[Data extracted from a collection]
- Opening Delimiter -

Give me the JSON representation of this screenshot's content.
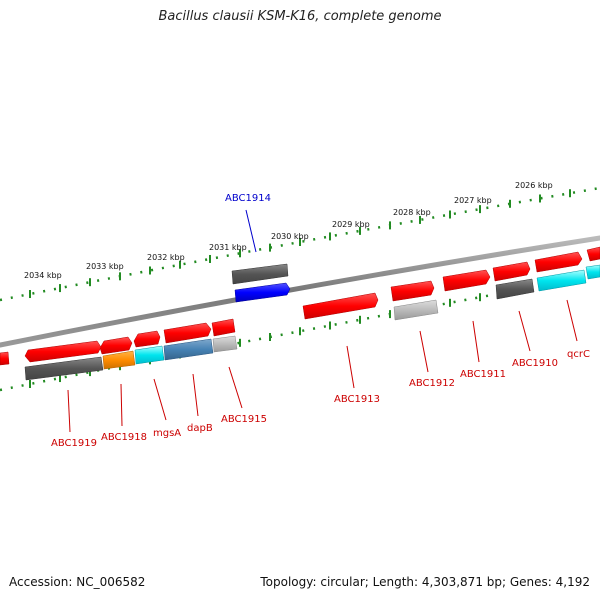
{
  "title": "Bacillus clausii KSM-K16, complete genome",
  "footer": {
    "accession": "Accession: NC_006582",
    "summary": "Topology: circular; Length: 4,303,871 bp; Genes: 4,192"
  },
  "ruler": {
    "ticks": [
      "2026 kbp",
      "2027 kbp",
      "2028 kbp",
      "2029 kbp",
      "2030 kbp",
      "2031 kbp",
      "2032 kbp",
      "2033 kbp",
      "2034 kbp"
    ]
  },
  "genes": [
    {
      "label": "ABC1910"
    },
    {
      "label": "qcrC"
    },
    {
      "label": "ABC1911"
    },
    {
      "label": "ABC1912"
    },
    {
      "label": "ABC1913"
    },
    {
      "label": "ABC1914"
    },
    {
      "label": "ABC1915"
    },
    {
      "label": "dapB"
    },
    {
      "label": "mgsA"
    },
    {
      "label": "ABC1918"
    },
    {
      "label": "ABC1919"
    }
  ],
  "colors": {
    "cds": "#ff0000",
    "cds_grey": "#555555",
    "cds_light_grey": "#bbbbbb",
    "cyan": "#00e5ee",
    "steel_blue": "#4682b4",
    "orange": "#ff8c00",
    "blue": "#0000ff",
    "label_red": "#cc0000",
    "label_blue": "#0000cc",
    "tick_green": "#228b22",
    "backbone": "#888888"
  }
}
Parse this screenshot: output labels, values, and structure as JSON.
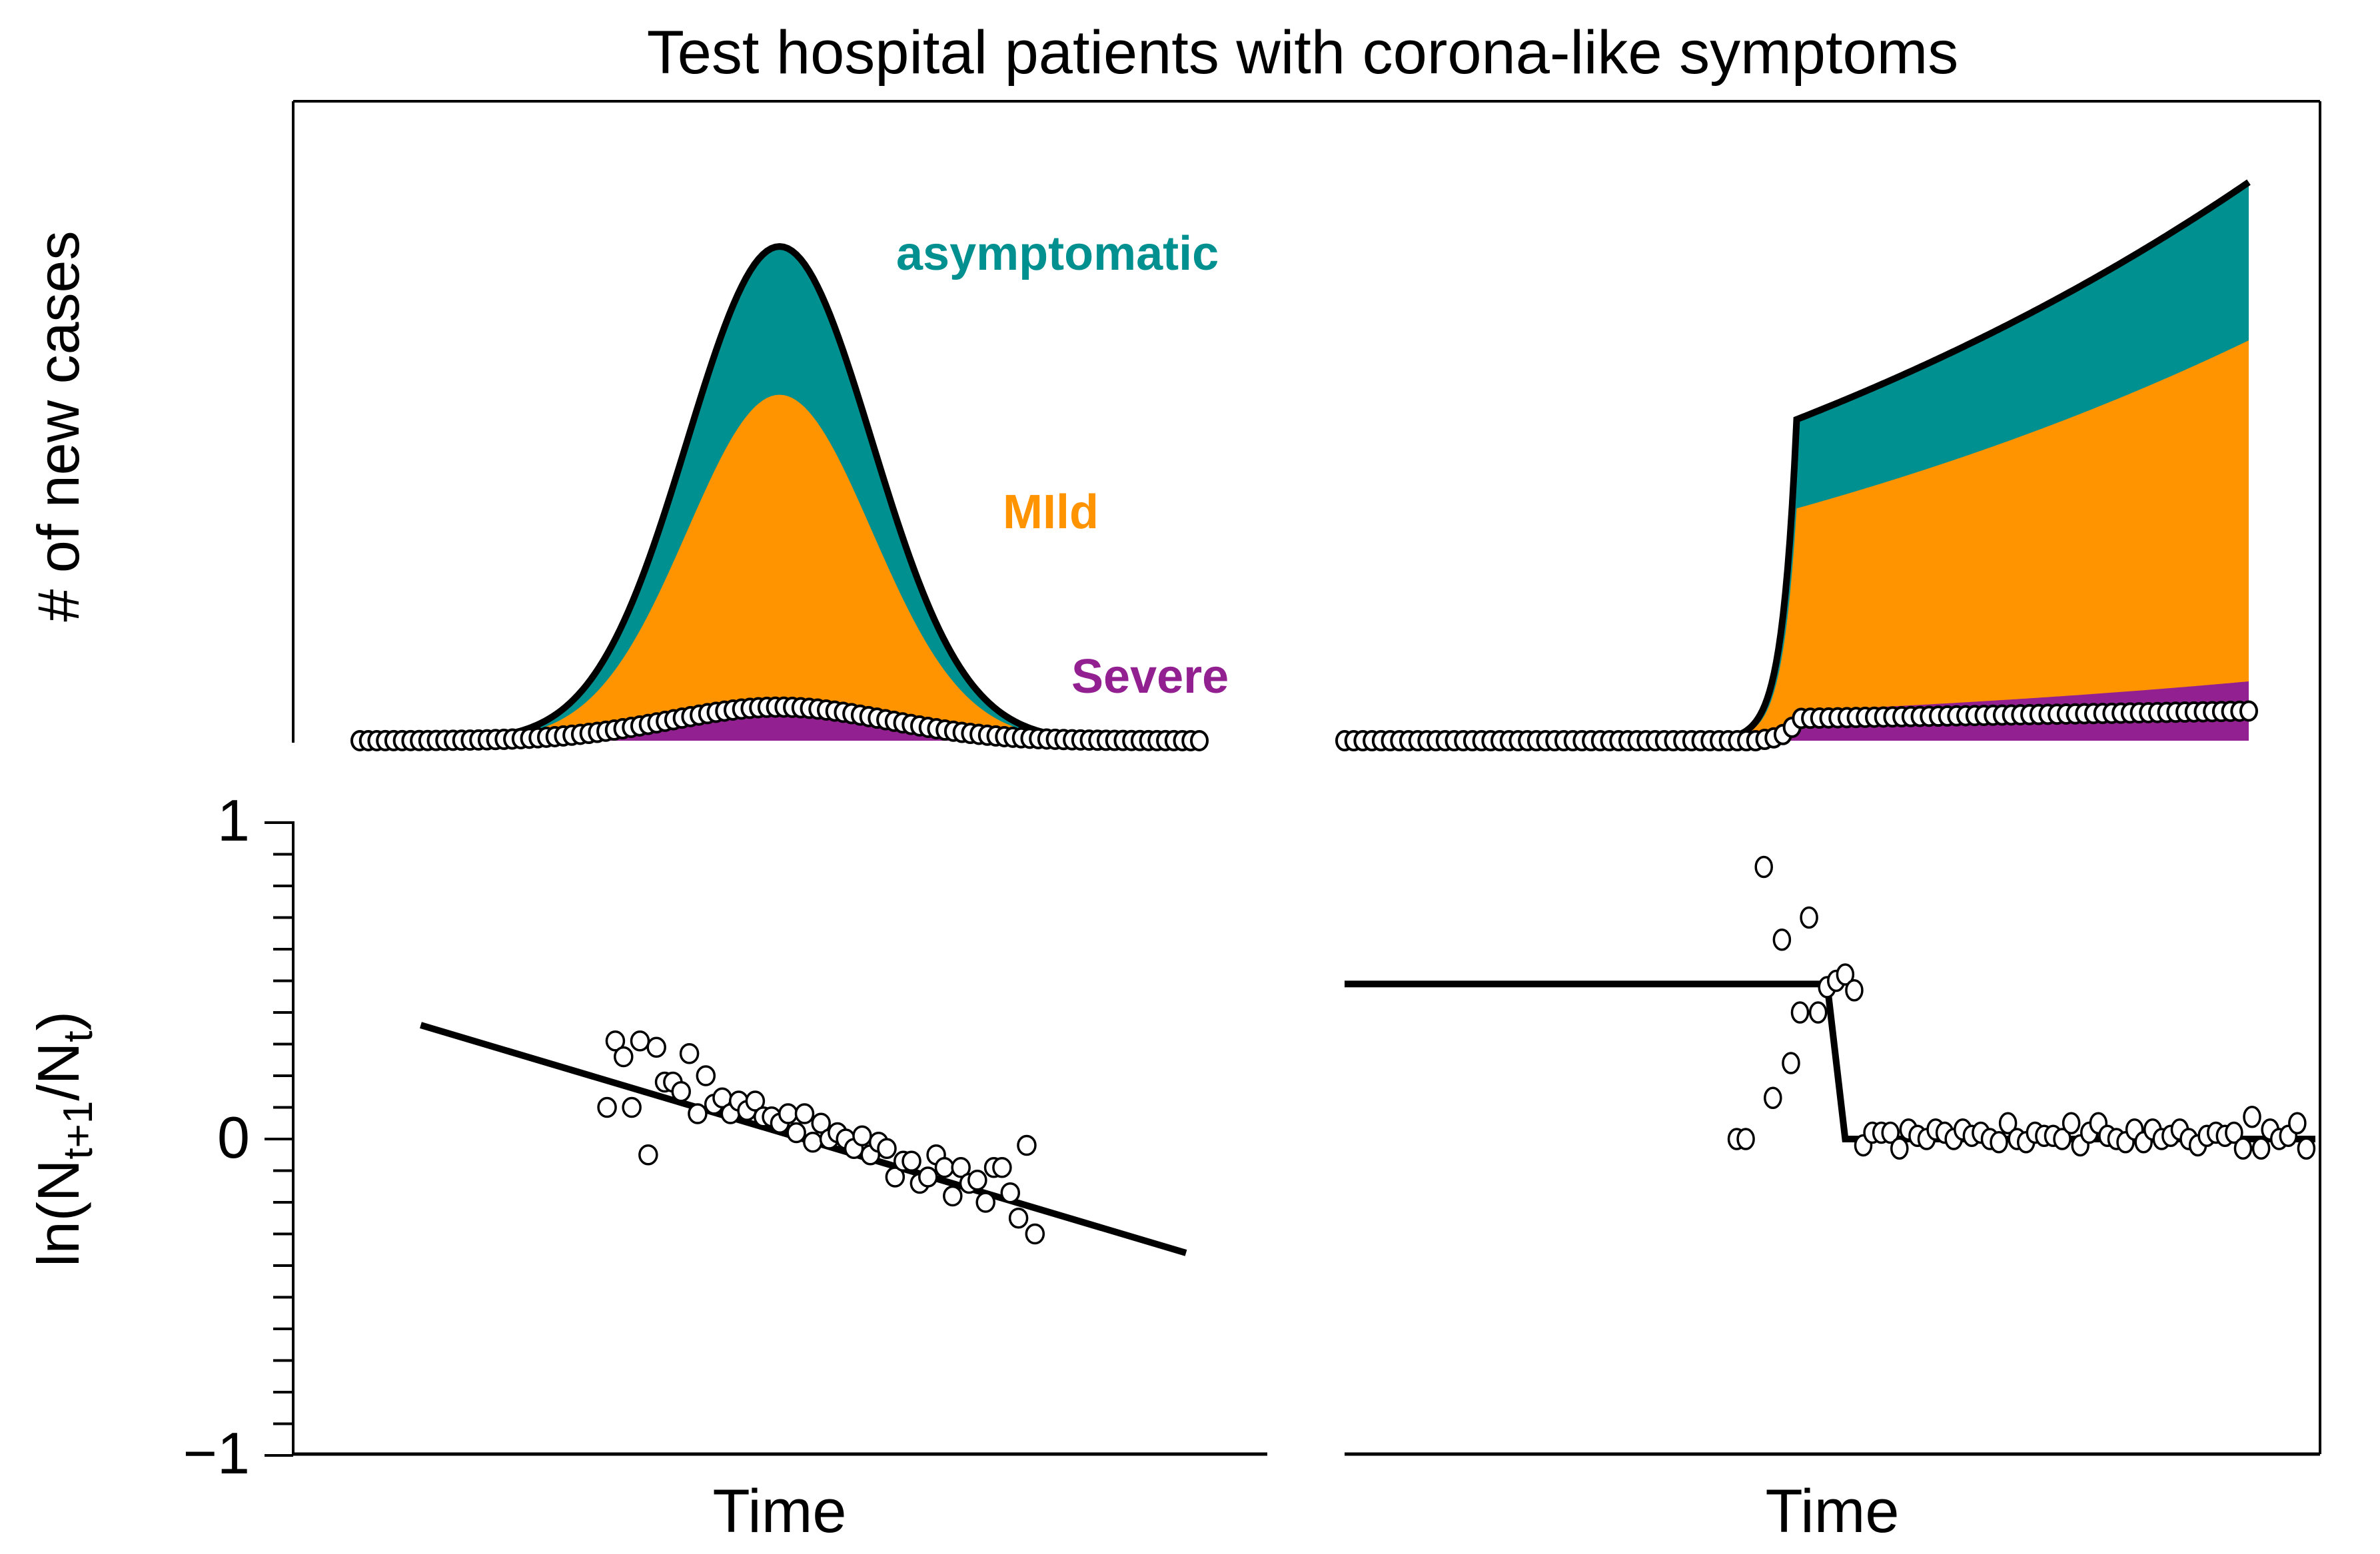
{
  "title": "Test hospital patients with corona-like symptoms",
  "colors": {
    "asymptomatic": "#009090",
    "mild": "#ff9300",
    "severe": "#922090",
    "line": "#000000",
    "point_fill": "#ffffff"
  },
  "chart_data": [
    {
      "id": "top-left",
      "type": "area",
      "title": "",
      "xlabel": "",
      "ylabel": "# of new cases",
      "grid": false,
      "x_range": [
        0,
        100
      ],
      "y_range": [
        0,
        1
      ],
      "description": "Stacked areas of new cases by symptom class for an epidemic peak; open circles show tested (severe-only) observed counts",
      "series": [
        {
          "name": "Severe",
          "label": "Severe",
          "shape": "gaussian",
          "center": 50,
          "width": 11,
          "peak": 0.075
        },
        {
          "name": "Mild",
          "label": "MIld",
          "shape": "gaussian",
          "center": 50,
          "width": 11,
          "peak": 0.7
        },
        {
          "name": "asymptomatic",
          "label": "asymptomatic",
          "shape": "gaussian",
          "center": 50,
          "width": 11,
          "peak": 1.0
        }
      ],
      "points": {
        "shape": "gaussian",
        "center": 50,
        "width": 13,
        "peak": 0.068,
        "count": 100
      }
    },
    {
      "id": "top-right",
      "type": "area",
      "title": "",
      "xlabel": "",
      "ylabel": "",
      "grid": false,
      "x_range": [
        0,
        100
      ],
      "y_range": [
        0,
        1
      ],
      "description": "Exponential growth of new cases with a jump when testing policy begins at t≈50",
      "switch_time": 50,
      "series": [
        {
          "name": "Severe",
          "before": "exponential",
          "after_start": 0.06,
          "after_end": 0.12
        },
        {
          "name": "Mild",
          "after_start": 0.47,
          "after_end": 0.81
        },
        {
          "name": "asymptomatic",
          "after_start": 0.65,
          "after_end": 1.13
        }
      ],
      "points": {
        "before_start": 0.0,
        "jump_value": 0.04,
        "after_start": 0.045,
        "after_end": 0.06,
        "count": 100
      }
    },
    {
      "id": "bottom-left",
      "type": "scatter",
      "title": "",
      "xlabel": "Time",
      "ylabel": "ln(N_{t+1}/N_t)",
      "grid": false,
      "x_range": [
        0,
        100
      ],
      "ylim": [
        -1,
        1
      ],
      "yticks": [
        1,
        0,
        -1
      ],
      "ytick_labels": [
        "1",
        "0",
        "−1"
      ],
      "minor_tick_step": 0.1,
      "fit_line": {
        "x": [
          7,
          100
        ],
        "y": [
          0.36,
          -0.36
        ]
      },
      "x": [
        26,
        27,
        28,
        29,
        30,
        31,
        32,
        33,
        34,
        35,
        36,
        37,
        38,
        39,
        40,
        41,
        42,
        43,
        44,
        45,
        46,
        47,
        48,
        49,
        50,
        51,
        52,
        53,
        54,
        55,
        56,
        57,
        58,
        59,
        60,
        61,
        62,
        63,
        64,
        65,
        66,
        67,
        68,
        69,
        70,
        71,
        72,
        73,
        74,
        75,
        76,
        77,
        78
      ],
      "y": [
        0.1,
        0.31,
        0.26,
        0.1,
        0.31,
        -0.05,
        0.29,
        0.18,
        0.18,
        0.15,
        0.27,
        0.08,
        0.2,
        0.11,
        0.13,
        0.08,
        0.12,
        0.09,
        0.12,
        0.07,
        0.07,
        0.05,
        0.08,
        0.02,
        0.08,
        -0.01,
        0.05,
        0.0,
        0.02,
        0.0,
        -0.03,
        0.01,
        -0.05,
        -0.01,
        -0.03,
        -0.12,
        -0.07,
        -0.07,
        -0.14,
        -0.12,
        -0.05,
        -0.09,
        -0.18,
        -0.09,
        -0.14,
        -0.13,
        -0.2,
        -0.09,
        -0.09,
        -0.17,
        -0.25,
        -0.02,
        -0.3
      ]
    },
    {
      "id": "bottom-right",
      "type": "scatter",
      "title": "",
      "xlabel": "Time",
      "ylabel": "",
      "grid": false,
      "x_range": [
        0,
        100
      ],
      "ylim": [
        -1,
        1
      ],
      "fit_line": {
        "x": [
          0,
          46,
          48,
          100
        ],
        "y": [
          0.49,
          0.49,
          0.0,
          0.0
        ]
      },
      "x": [
        36,
        37,
        39,
        40,
        41,
        42,
        43,
        44,
        45,
        46,
        47,
        48,
        49,
        50,
        51,
        52,
        53,
        54,
        55,
        56,
        57,
        58,
        59,
        60,
        61,
        62,
        63,
        64,
        65,
        66,
        67,
        68,
        69,
        70,
        71,
        72,
        73,
        74,
        75,
        76,
        77,
        78,
        79,
        80,
        81,
        82,
        83,
        84,
        85,
        86,
        87,
        88,
        89,
        90,
        91,
        92,
        93,
        94,
        95,
        96,
        97,
        98,
        99
      ],
      "y": [
        0.0,
        0.0,
        0.86,
        0.13,
        0.63,
        0.24,
        0.4,
        0.7,
        0.4,
        0.48,
        0.5,
        0.52,
        0.47,
        -0.02,
        0.02,
        0.02,
        0.02,
        -0.03,
        0.03,
        0.01,
        0.0,
        0.03,
        0.02,
        0.0,
        0.03,
        0.01,
        0.02,
        0.0,
        -0.01,
        0.05,
        0.0,
        -0.01,
        0.02,
        0.01,
        0.01,
        0.0,
        0.05,
        -0.02,
        0.02,
        0.05,
        0.01,
        0.0,
        -0.01,
        0.03,
        -0.01,
        0.03,
        0.0,
        0.01,
        0.03,
        0.0,
        -0.02,
        0.01,
        0.02,
        0.01,
        0.02,
        -0.03,
        0.07,
        -0.03,
        0.03,
        0.0,
        0.01,
        0.05,
        -0.03
      ]
    }
  ],
  "labels": {
    "asymptomatic": "asymptomatic",
    "mild": "MIld",
    "severe": "Severe",
    "ylabel_top": "# of new cases",
    "ylabel_bottom_main": "ln(N",
    "ylabel_bottom_sub1": "t+1",
    "ylabel_bottom_mid": "/N",
    "ylabel_bottom_sub2": "t",
    "ylabel_bottom_end": ")",
    "xlabel_left": "Time",
    "xlabel_right": "Time",
    "tick_1": "1",
    "tick_0": "0",
    "tick_m1": "−1"
  }
}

- Closing Delimiter -

== Work instructions ==
Look through the entries and copy every line in which the string "with" appears.

== Result below ==
  "title": "Test hospital patients with corona-like symptoms",
      "description": "Exponential growth of new cases with a jump when testing policy begins at t≈50",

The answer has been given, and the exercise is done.